→ WRITTEN INSTRUCTION:
Repeat each entry as written and leave the images out of the copy.

→ RECORDS FOR THE TASK:
= = = = = = =

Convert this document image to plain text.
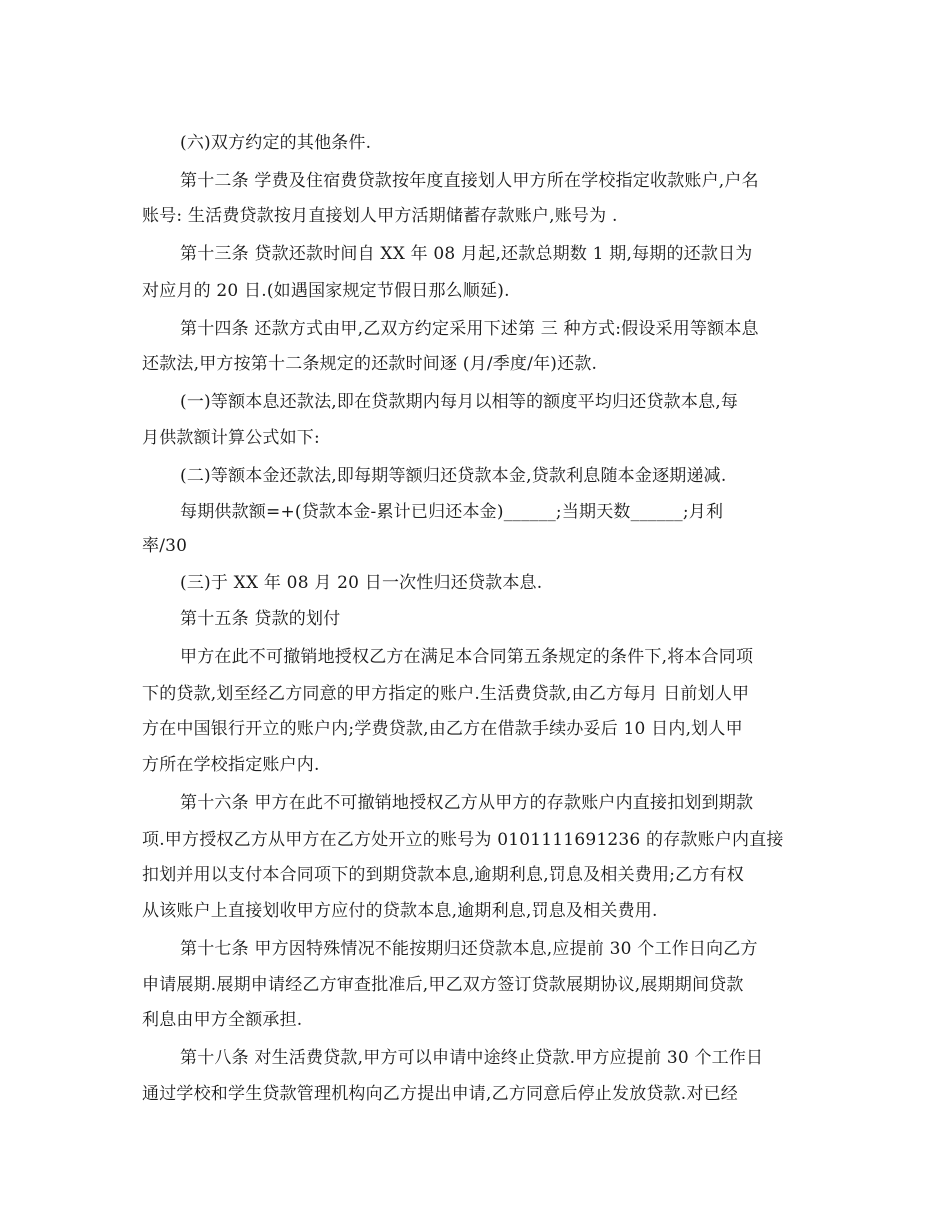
(六)双方约定的其他条件.
第十二条 学费及住宿费贷款按年度直接划人甲方所在学校指定收款账户,户名
账号: 生活费贷款按月直接划人甲方活期储蓄存款账户,账号为 .
第十三条 贷款还款时间自 XX 年 08 月起,还款总期数 1 期,每期的还款日为
对应月的 20 日.(如遇国家规定节假日那么顺延).
第十四条 还款方式由甲,乙双方约定采用下述第 三 种方式:假设采用等额本息
还款法,甲方按第十二条规定的还款时间逐 (月/季度/年)还款.
(一)等额本息还款法,即在贷款期内每月以相等的额度平均归还贷款本息,每
月供款额计算公式如下:
(二)等额本金还款法,即每期等额归还贷款本金,贷款利息随本金逐期递减.
每期供款额=+(贷款本金-累计已归还本金)______;当期天数______;月利
率/30
(三)于 XX 年 08 月 20 日一次性归还贷款本息.
第十五条 贷款的划付
甲方在此不可撤销地授权乙方在满足本合同第五条规定的条件下,将本合同项
下的贷款,划至经乙方同意的甲方指定的账户.生活费贷款,由乙方每月 日前划人甲
方在中国银行开立的账户内;学费贷款,由乙方在借款手续办妥后 10 日内,划人甲
方所在学校指定账户内.
第十六条 甲方在此不可撤销地授权乙方从甲方的存款账户内直接扣划到期款
项.甲方授权乙方从甲方在乙方处开立的账号为 0101111691236 的存款账户内直接
扣划并用以支付本合同项下的到期贷款本息,逾期利息,罚息及相关费用;乙方有权
从该账户上直接划收甲方应付的贷款本息,逾期利息,罚息及相关费用.
第十七条 甲方因特殊情况不能按期归还贷款本息,应提前 30 个工作日向乙方
申请展期.展期申请经乙方审查批准后,甲乙双方签订贷款展期协议,展期期间贷款
利息由甲方全额承担.
第十八条 对生活费贷款,甲方可以申请中途终止贷款.甲方应提前 30 个工作日
通过学校和学生贷款管理机构向乙方提出申请,乙方同意后停止发放贷款.对已经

= = = = = = =

→ RESULT OF THE TASK:
Convert this document image to plain text.
(六)双方约定的其他条件.
第十二条 学费及住宿费贷款按年度直接划人甲方所在学校指定收款账户,户名
账号: 生活费贷款按月直接划人甲方活期储蓄存款账户,账号为 .
第十三条 贷款还款时间自 XX 年 08 月起,还款总期数 1 期,每期的还款日为
对应月的 20 日.(如遇国家规定节假日那么顺延).
第十四条 还款方式由甲,乙双方约定采用下述第 三 种方式:假设采用等额本息
还款法,甲方按第十二条规定的还款时间逐 (月/季度/年)还款.
(一)等额本息还款法,即在贷款期内每月以相等的额度平均归还贷款本息,每
月供款额计算公式如下:
(二)等额本金还款法,即每期等额归还贷款本金,贷款利息随本金逐期递减.
每期供款额=+(贷款本金-累计已归还本金)______;当期天数______;月利
率/30
(三)于 XX 年 08 月 20 日一次性归还贷款本息.
第十五条 贷款的划付
甲方在此不可撤销地授权乙方在满足本合同第五条规定的条件下,将本合同项
下的贷款,划至经乙方同意的甲方指定的账户.生活费贷款,由乙方每月 日前划人甲
方在中国银行开立的账户内;学费贷款,由乙方在借款手续办妥后 10 日内,划人甲
方所在学校指定账户内.
第十六条 甲方在此不可撤销地授权乙方从甲方的存款账户内直接扣划到期款
项.甲方授权乙方从甲方在乙方处开立的账号为 0101111691236 的存款账户内直接
扣划并用以支付本合同项下的到期贷款本息,逾期利息,罚息及相关费用;乙方有权
从该账户上直接划收甲方应付的贷款本息,逾期利息,罚息及相关费用.
第十七条 甲方因特殊情况不能按期归还贷款本息,应提前 30 个工作日向乙方
申请展期.展期申请经乙方审查批准后,甲乙双方签订贷款展期协议,展期期间贷款
利息由甲方全额承担.
第十八条 对生活费贷款,甲方可以申请中途终止贷款.甲方应提前 30 个工作日
通过学校和学生贷款管理机构向乙方提出申请,乙方同意后停止发放贷款.对已经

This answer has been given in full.